— begin —

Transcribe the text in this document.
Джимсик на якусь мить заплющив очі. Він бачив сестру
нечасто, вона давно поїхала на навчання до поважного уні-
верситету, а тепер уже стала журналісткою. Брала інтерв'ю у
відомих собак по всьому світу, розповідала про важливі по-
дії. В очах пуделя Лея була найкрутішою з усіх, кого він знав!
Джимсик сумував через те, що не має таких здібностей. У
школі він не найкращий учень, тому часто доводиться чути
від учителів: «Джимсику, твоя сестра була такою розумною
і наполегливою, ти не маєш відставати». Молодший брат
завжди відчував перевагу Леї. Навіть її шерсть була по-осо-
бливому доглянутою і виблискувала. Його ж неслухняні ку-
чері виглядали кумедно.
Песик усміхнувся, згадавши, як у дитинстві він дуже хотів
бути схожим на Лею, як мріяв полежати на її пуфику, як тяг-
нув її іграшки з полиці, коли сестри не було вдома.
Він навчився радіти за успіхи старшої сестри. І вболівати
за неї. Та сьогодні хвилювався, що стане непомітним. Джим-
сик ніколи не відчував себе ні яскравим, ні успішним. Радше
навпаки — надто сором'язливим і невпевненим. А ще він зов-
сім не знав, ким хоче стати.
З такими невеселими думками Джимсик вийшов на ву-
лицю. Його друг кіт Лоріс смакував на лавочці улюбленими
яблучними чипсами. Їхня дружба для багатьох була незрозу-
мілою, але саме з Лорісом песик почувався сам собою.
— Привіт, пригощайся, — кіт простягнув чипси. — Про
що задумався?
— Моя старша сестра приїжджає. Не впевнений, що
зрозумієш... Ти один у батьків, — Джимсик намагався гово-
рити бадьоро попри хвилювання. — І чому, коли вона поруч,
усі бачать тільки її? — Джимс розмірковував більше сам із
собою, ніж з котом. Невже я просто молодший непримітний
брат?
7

— end —

GOAL: Copy each line holding the word "сестри" from the listing above.

FINISHED EXERCISE:
нув її іграшки з полиці, коли сестри не було вдома.
Він навчився радіти за успіхи старшої сестри. І вболівати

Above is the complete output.